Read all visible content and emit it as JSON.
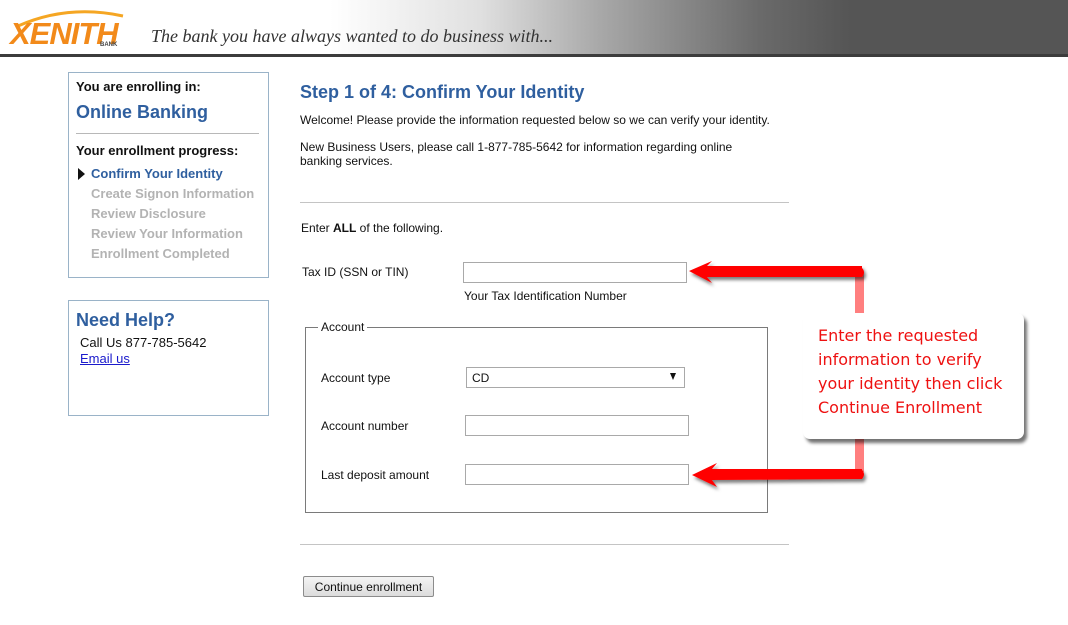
{
  "header": {
    "logo_text": "XENITH",
    "logo_subtext": "BANK",
    "tagline": "The bank you have always wanted to do business with...",
    "brand_color": "#f28a1a"
  },
  "sidebar": {
    "enrolling_label": "You are enrolling in:",
    "product": "Online Banking",
    "progress_heading": "Your enrollment progress:",
    "steps": [
      {
        "label": "Confirm Your Identity",
        "state": "current"
      },
      {
        "label": "Create Signon Information",
        "state": "pending"
      },
      {
        "label": "Review Disclosure",
        "state": "pending"
      },
      {
        "label": "Review Your Information",
        "state": "pending"
      },
      {
        "label": "Enrollment Completed",
        "state": "pending"
      }
    ],
    "help": {
      "title": "Need Help?",
      "call_text": "Call Us  877-785-5642",
      "email_link": "Email us"
    }
  },
  "main": {
    "step_title": "Step 1 of 4: Confirm Your Identity",
    "intro_1": "Welcome! Please provide the information requested below so we can verify your identity.",
    "intro_2": "New Business Users, please call 1-877-785-5642 for information regarding online banking services.",
    "enter_all_prefix": "Enter ",
    "enter_all_bold": "ALL",
    "enter_all_suffix": " of the following.",
    "tax_id": {
      "label": "Tax ID (SSN or TIN)",
      "value": "",
      "hint": "Your Tax Identification Number"
    },
    "account": {
      "legend": "Account",
      "type_label": "Account type",
      "type_value": "CD",
      "number_label": "Account number",
      "number_value": "",
      "deposit_label": "Last deposit amount",
      "deposit_value": ""
    },
    "continue_button": "Continue enrollment"
  },
  "annotation": {
    "callout_text": "Enter the requested information to verify your identity then click Continue Enrollment",
    "arrow_color": "#ff0000",
    "callout_text_color": "#ee1111"
  }
}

━━━━

▶ Problem to solve
Search the data above for lines holding "verify" and copy each of them.

▶ Answer to the task
    "intro_1": "Welcome! Please provide the information requested below so we can verify your identity.",
    "callout_text": "Enter the requested information to verify your identity then click Continue Enrollment",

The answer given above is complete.